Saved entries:
════════════════════

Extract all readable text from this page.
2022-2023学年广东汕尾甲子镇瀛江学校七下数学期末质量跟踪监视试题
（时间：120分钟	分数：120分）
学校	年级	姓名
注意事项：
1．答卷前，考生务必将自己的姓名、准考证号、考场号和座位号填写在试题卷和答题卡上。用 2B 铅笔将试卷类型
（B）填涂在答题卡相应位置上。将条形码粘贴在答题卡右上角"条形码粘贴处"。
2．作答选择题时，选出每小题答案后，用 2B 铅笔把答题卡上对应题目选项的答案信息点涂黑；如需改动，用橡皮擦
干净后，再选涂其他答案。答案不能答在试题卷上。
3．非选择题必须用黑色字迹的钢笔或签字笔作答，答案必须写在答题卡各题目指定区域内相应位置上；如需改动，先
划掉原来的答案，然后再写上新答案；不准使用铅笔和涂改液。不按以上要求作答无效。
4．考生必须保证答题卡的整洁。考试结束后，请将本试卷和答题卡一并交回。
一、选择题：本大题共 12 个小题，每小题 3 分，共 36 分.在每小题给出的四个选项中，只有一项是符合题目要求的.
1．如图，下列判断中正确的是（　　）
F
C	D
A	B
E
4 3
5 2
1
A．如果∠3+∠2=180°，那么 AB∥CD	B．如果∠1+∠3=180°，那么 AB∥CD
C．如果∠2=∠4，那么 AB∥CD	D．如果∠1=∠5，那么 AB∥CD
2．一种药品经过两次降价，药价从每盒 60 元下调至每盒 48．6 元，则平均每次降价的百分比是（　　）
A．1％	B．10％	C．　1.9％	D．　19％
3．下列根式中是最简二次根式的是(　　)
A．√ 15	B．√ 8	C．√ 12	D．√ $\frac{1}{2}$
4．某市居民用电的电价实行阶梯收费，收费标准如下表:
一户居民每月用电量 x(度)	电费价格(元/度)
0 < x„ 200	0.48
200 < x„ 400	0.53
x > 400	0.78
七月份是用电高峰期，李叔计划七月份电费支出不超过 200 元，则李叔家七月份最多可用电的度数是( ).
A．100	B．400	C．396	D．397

════════════════════

#### [To do]
Exactly reproduce the material above.

#### [Finished task]
Extract all readable text from this page.
2022-2023学年广东汕尾甲子镇瀛江学校七下数学期末质量跟踪监视试题
（时间：120分钟	分数：120分）
学校	年级	姓名
注意事项：
1．答卷前，考生务必将自己的姓名、准考证号、考场号和座位号填写在试题卷和答题卡上。用 2B 铅笔将试卷类型
（B）填涂在答题卡相应位置上。将条形码粘贴在答题卡右上角"条形码粘贴处"。
2．作答选择题时，选出每小题答案后，用 2B 铅笔把答题卡上对应题目选项的答案信息点涂黑；如需改动，用橡皮擦
干净后，再选涂其他答案。答案不能答在试题卷上。
3．非选择题必须用黑色字迹的钢笔或签字笔作答，答案必须写在答题卡各题目指定区域内相应位置上；如需改动，先
划掉原来的答案，然后再写上新答案；不准使用铅笔和涂改液。不按以上要求作答无效。
4．考生必须保证答题卡的整洁。考试结束后，请将本试卷和答题卡一并交回。
一、选择题：本大题共 12 个小题，每小题 3 分，共 36 分.在每小题给出的四个选项中，只有一项是符合题目要求的.
1．如图，下列判断中正确的是（　　）
F
C	D
A	B
E
4 3
5 2
1
A．如果∠3+∠2=180°，那么 AB∥CD	B．如果∠1+∠3=180°，那么 AB∥CD
C．如果∠2=∠4，那么 AB∥CD	D．如果∠1=∠5，那么 AB∥CD
2．一种药品经过两次降价，药价从每盒 60 元下调至每盒 48．6 元，则平均每次降价的百分比是（　　）
A．1％	B．10％	C．　1.9％	D．　19％
3．下列根式中是最简二次根式的是(　　)
A．√ 15	B．√ 8	C．√ 12	D．√ $\frac{1}{2}$
4．某市居民用电的电价实行阶梯收费，收费标准如下表:
一户居民每月用电量 x(度)	电费价格(元/度)
0 < x„ 200	0.48
200 < x„ 400	0.53
x > 400	0.78
七月份是用电高峰期，李叔计划七月份电费支出不超过 200 元，则李叔家七月份最多可用电的度数是( ).
A．100	B．400	C．396	D．397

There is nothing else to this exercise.